Listed entries »
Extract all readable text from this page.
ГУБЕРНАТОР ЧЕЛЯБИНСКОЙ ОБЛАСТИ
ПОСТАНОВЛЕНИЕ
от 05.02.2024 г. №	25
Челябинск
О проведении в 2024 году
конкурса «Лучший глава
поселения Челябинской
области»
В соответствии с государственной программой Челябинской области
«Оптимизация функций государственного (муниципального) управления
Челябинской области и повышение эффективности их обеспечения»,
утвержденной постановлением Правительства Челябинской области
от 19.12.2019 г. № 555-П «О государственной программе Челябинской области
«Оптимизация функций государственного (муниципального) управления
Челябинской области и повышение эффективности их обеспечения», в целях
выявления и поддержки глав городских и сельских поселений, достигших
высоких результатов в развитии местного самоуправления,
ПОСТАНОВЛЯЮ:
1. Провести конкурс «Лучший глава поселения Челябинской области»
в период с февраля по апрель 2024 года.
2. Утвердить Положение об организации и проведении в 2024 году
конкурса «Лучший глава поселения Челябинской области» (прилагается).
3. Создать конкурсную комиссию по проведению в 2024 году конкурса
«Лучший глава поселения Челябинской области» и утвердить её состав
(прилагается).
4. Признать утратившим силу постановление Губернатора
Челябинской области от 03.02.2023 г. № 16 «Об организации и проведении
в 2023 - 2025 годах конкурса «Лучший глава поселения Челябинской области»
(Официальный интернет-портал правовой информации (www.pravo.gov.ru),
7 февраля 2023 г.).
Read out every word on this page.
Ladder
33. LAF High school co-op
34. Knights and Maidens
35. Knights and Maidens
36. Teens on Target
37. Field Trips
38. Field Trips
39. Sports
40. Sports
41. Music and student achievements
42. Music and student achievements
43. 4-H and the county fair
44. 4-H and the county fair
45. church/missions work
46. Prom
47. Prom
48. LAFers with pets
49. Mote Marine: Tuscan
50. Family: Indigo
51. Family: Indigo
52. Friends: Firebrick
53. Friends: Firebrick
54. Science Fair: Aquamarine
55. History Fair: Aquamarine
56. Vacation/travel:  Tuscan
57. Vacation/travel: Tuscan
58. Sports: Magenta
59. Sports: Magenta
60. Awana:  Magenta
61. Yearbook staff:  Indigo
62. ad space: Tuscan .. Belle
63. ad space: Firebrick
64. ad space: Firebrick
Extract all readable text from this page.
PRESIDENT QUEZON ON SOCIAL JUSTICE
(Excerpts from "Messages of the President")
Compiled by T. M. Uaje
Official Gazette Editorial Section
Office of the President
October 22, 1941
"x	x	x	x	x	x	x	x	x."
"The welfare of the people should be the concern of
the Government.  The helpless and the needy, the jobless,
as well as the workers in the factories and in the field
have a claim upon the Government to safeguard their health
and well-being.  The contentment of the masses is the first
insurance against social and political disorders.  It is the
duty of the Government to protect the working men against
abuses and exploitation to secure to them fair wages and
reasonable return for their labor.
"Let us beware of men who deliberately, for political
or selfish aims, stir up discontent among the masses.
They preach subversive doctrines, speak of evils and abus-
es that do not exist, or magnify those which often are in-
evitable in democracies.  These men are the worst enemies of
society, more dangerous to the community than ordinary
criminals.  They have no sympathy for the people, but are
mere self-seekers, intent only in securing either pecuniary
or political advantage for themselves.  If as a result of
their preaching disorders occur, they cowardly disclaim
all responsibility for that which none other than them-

Problem to work on » Consider the entries above and return each line with the string "Music".

Solution below »
41. Music and student achievements
42. Music and student achievements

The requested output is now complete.